◆ **Work to be completed**
Go through the material and pull out every line with the string "Angle" in it.

[Start of Listing]

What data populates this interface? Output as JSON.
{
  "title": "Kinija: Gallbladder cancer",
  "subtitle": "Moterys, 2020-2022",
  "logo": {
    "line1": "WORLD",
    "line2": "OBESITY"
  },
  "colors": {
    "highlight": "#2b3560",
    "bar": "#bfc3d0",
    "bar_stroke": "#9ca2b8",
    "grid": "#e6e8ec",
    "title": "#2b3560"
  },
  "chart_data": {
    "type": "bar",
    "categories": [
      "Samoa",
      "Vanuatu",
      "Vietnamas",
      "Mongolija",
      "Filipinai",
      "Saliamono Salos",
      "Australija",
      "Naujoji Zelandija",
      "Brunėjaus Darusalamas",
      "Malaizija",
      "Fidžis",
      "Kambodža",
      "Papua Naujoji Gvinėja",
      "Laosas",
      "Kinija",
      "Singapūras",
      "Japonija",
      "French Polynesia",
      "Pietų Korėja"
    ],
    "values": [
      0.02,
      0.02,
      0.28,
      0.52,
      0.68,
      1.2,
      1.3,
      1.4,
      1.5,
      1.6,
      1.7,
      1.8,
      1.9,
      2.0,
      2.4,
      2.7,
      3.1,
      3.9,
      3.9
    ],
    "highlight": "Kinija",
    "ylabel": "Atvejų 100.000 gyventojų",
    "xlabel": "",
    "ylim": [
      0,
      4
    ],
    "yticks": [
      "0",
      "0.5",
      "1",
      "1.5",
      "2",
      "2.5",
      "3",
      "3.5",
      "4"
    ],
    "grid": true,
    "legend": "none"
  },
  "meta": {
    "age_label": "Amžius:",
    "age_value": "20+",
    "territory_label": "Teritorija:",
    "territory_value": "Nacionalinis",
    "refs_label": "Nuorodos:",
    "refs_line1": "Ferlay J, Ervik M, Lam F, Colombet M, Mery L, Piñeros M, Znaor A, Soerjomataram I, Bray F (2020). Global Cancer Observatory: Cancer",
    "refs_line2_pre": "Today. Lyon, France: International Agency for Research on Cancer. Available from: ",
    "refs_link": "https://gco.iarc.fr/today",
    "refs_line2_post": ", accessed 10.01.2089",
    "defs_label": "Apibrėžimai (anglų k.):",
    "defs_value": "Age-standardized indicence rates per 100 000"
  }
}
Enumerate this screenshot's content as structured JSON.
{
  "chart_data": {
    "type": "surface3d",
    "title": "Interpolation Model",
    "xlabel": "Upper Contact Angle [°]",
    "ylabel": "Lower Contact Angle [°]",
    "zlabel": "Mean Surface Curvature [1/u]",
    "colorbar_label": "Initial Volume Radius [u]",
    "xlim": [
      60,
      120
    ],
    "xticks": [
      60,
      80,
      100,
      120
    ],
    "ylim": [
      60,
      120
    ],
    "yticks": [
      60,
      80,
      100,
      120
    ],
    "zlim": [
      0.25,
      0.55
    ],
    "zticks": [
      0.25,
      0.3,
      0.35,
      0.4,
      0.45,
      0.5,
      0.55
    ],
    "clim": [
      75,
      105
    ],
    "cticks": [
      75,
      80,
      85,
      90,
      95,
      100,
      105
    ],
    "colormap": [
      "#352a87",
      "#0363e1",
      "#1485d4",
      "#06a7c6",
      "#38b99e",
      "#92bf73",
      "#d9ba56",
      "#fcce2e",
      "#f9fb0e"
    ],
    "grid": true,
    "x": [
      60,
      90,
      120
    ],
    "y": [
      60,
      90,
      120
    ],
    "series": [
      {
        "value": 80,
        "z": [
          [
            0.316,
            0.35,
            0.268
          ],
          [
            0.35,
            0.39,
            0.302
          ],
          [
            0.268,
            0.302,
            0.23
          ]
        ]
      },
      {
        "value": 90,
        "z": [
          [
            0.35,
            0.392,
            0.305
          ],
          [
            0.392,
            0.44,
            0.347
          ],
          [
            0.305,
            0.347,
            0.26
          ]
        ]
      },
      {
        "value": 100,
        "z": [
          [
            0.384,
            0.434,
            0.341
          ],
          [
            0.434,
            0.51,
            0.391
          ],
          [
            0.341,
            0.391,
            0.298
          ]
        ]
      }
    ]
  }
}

[End of Listing]

◆ **Task answer**
    "xlabel": "Upper Contact Angle [°]",
    "ylabel": "Lower Contact Angle [°]",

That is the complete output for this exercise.